Dataset items
(begin)

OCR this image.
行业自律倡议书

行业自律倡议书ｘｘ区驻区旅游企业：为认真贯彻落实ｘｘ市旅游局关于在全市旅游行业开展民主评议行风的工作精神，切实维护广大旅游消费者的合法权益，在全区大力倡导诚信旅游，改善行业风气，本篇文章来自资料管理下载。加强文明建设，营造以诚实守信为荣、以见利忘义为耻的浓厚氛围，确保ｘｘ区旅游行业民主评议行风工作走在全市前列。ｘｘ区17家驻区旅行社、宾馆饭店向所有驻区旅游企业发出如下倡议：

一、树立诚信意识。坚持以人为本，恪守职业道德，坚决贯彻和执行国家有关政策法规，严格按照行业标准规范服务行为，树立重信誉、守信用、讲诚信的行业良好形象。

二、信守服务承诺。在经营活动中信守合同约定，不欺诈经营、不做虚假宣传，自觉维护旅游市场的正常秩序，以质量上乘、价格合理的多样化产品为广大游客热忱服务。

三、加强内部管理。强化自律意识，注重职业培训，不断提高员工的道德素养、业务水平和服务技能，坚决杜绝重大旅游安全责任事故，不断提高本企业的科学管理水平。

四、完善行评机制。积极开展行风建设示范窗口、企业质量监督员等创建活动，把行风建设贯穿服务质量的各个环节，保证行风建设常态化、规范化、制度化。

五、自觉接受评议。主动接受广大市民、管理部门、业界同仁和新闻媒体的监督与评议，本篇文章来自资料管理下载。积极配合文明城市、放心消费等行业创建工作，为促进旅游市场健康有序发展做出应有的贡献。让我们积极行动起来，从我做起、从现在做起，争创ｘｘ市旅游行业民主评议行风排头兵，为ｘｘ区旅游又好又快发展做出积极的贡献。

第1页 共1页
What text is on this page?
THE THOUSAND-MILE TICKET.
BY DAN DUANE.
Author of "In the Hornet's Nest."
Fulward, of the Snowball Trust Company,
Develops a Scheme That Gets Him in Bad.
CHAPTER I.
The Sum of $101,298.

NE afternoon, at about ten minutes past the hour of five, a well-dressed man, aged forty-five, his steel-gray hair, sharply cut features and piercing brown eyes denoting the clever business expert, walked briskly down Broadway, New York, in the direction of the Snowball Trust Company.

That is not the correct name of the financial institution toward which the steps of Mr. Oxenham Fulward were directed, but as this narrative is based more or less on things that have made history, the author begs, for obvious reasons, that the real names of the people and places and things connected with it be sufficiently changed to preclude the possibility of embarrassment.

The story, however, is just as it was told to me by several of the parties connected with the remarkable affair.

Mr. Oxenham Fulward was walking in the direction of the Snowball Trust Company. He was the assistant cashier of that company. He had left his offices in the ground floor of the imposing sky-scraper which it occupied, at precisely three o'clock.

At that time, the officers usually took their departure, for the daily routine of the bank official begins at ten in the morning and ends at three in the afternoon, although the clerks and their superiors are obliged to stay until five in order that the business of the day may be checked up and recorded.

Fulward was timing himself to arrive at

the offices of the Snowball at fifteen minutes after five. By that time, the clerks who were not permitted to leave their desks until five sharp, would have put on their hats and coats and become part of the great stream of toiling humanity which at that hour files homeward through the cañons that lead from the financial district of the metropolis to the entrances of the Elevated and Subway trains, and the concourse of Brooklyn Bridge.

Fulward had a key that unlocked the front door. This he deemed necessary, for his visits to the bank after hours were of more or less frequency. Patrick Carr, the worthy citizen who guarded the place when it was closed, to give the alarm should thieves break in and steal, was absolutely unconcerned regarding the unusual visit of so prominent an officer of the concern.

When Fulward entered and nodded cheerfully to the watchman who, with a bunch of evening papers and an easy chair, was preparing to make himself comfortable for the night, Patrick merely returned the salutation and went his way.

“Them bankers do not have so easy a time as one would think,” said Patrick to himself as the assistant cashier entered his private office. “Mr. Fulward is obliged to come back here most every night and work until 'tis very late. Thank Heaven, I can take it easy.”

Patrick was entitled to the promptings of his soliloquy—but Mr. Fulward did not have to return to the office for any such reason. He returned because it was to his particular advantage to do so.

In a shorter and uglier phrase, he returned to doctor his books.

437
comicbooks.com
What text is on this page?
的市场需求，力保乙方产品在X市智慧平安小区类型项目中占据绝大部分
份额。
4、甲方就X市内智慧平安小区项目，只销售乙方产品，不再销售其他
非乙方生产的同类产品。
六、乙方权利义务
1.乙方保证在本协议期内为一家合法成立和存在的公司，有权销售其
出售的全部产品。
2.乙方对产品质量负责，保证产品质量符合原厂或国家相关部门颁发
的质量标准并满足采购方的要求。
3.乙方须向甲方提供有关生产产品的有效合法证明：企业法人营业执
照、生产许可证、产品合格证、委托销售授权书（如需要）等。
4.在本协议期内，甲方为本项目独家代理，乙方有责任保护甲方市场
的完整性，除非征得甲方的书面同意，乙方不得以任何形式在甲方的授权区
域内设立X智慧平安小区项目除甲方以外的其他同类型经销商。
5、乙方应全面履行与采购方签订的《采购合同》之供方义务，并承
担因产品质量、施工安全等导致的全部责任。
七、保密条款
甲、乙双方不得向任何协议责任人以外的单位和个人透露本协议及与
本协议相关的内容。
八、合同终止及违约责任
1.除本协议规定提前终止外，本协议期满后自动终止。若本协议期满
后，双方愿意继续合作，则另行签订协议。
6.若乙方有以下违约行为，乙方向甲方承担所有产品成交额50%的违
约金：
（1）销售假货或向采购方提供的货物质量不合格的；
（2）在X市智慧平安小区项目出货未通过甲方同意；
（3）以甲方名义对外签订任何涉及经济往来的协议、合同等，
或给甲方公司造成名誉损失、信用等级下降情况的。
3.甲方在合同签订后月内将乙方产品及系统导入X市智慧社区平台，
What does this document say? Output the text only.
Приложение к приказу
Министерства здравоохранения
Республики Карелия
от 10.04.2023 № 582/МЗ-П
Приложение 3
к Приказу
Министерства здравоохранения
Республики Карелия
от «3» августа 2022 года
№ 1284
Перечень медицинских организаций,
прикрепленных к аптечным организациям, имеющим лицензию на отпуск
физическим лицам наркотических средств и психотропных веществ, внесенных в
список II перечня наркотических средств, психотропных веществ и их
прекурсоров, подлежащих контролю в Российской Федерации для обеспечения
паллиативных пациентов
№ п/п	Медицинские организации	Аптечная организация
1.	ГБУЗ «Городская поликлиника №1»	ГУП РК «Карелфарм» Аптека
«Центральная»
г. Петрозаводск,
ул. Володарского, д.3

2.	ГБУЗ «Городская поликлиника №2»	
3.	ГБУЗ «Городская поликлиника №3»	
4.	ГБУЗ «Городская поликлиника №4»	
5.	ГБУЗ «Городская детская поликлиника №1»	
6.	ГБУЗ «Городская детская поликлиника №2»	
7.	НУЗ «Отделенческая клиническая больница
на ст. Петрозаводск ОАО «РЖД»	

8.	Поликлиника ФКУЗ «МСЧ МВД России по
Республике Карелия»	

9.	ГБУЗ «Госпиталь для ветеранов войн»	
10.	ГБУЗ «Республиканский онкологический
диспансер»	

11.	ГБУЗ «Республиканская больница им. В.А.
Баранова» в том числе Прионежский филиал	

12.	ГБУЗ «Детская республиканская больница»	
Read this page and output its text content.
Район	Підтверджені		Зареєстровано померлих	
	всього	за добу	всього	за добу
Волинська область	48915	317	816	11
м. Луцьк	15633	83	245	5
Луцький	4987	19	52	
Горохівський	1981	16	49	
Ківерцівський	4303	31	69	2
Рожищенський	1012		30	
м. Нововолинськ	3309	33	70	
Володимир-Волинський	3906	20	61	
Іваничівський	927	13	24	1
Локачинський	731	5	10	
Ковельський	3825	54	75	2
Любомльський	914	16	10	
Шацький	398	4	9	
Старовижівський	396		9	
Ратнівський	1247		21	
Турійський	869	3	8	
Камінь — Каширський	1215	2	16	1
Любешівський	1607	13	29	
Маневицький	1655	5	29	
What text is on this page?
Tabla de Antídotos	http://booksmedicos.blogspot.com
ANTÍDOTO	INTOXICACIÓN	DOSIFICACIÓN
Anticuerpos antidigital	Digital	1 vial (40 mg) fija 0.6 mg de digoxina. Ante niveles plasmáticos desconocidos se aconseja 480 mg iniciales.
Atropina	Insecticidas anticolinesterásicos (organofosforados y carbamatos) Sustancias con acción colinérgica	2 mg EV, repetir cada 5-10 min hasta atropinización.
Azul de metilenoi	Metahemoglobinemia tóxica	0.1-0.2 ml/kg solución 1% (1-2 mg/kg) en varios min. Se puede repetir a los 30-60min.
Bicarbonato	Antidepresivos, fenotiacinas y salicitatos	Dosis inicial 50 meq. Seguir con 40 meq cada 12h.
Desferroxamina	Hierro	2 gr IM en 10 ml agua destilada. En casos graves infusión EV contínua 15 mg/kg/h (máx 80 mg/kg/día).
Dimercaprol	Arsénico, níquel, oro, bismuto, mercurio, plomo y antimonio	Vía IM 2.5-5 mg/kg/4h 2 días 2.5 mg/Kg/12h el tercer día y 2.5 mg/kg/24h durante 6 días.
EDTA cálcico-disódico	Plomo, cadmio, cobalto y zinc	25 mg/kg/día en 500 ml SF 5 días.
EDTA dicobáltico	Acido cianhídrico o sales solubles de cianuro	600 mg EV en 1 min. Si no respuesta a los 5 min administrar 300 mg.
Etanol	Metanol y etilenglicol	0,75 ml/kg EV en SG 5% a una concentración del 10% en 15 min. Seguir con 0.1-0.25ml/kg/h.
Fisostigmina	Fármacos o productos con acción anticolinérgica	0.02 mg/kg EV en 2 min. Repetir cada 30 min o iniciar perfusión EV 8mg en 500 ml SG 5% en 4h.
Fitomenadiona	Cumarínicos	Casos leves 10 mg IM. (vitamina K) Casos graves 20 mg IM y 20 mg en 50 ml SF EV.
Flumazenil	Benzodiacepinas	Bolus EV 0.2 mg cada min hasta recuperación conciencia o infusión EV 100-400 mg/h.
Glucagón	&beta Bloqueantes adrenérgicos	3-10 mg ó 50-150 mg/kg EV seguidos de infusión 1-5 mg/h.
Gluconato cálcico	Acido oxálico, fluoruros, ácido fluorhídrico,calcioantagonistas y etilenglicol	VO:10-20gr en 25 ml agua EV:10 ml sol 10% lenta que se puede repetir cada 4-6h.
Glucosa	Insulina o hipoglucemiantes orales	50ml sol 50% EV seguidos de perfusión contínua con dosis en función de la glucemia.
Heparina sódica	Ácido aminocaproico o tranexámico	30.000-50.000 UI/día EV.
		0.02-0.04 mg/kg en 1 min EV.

(end)

> _BRIEF_
Look for lines containing the string "offices" and copy them all.

> _FINISHED TASK_
Mr. Oxenham Fulward was walking in the direction of the Snowball Trust Company. He was the assistant cashier of that company. He had left his offices in the ground floor of the imposing sky-scraper which it occupied, at precisely three o'clock.
the offices of the Snowball at fifteen minutes after five. By that time, the clerks who were not permitted to leave their desks until five sharp, would have put on their hats and coats and become part of the great stream of toiling humanity which at that hour files homeward through the cañons that lead from the financial district of the metropolis to the entrances of the Elevated and Subway trains, and the concourse of Brooklyn Bridge.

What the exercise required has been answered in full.